- Directive
Please convert the listing below, from the line holding "- y-tick-label: 0.000300: [86, 338, 177, 360]" through the line holding "- bottom-panel: 0.000290" inclusive, into a Markdown table with the columns Row and Entry, leaving out blank lines.

━━━━━━━━━━━━━━━━━━━━━━━━━━━━━━

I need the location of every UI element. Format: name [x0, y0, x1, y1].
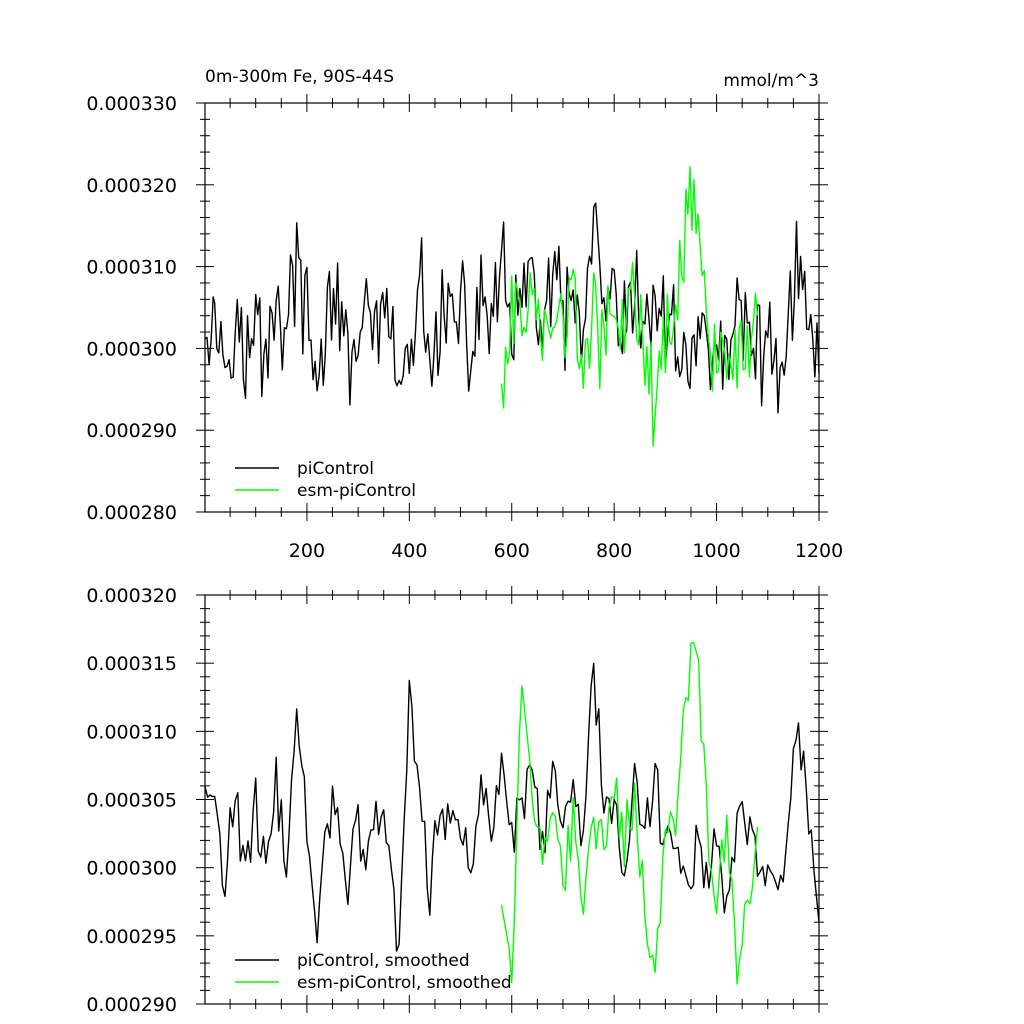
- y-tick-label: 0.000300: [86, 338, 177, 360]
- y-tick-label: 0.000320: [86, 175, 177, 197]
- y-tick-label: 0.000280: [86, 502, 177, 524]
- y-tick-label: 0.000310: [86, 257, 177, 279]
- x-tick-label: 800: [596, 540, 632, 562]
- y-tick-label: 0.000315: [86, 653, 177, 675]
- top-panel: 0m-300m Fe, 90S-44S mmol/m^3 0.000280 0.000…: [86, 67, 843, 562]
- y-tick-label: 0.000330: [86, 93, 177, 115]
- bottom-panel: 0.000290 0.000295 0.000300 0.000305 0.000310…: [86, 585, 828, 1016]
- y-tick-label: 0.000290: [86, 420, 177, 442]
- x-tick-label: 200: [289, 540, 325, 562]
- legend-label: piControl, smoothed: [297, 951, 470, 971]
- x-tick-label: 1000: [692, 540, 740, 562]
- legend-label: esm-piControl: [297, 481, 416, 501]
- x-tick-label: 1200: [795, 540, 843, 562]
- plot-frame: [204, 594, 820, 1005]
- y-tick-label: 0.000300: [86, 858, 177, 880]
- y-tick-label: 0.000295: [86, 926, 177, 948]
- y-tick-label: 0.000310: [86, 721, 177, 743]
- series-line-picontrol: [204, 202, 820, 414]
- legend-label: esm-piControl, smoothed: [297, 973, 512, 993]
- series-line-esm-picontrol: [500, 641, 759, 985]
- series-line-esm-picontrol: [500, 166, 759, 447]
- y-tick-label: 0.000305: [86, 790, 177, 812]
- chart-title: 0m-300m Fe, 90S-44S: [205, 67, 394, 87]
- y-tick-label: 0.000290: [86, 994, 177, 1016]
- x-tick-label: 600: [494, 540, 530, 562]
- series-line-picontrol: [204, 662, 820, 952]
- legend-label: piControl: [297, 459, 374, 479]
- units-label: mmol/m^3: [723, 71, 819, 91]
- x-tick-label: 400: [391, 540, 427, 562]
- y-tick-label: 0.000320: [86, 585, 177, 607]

━━━━━━━━━━━━━━━━━━━━━━━━━━━━━━

- Answer to the exercise
| Row | Entry |
|---|---|
| 1 | - y-tick-label: 0.000300: [86, 338, 177, 360] |
| 2 | - y-tick-label: 0.000320: [86, 175, 177, 197] |
| 3 | - y-tick-label: 0.000280: [86, 502, 177, 524] |
| 4 | - y-tick-label: 0.000310: [86, 257, 177, 279] |
| 5 | - x-tick-label: 800: [596, 540, 632, 562] |
| 6 | - y-tick-label: 0.000315: [86, 653, 177, 675] |
| 7 | - top-panel: 0m-300m Fe, 90S-44S mmol/m^3 0.000280 0.000…: [86, 67, 843, 562] |
| 8 | - y-tick-label: 0.000330: [86, 93, 177, 115] |
| 9 | - bottom-panel: 0.000290 0.000295 0.000300 0.000305 0.000310…: [86, 585, 828, 1016] |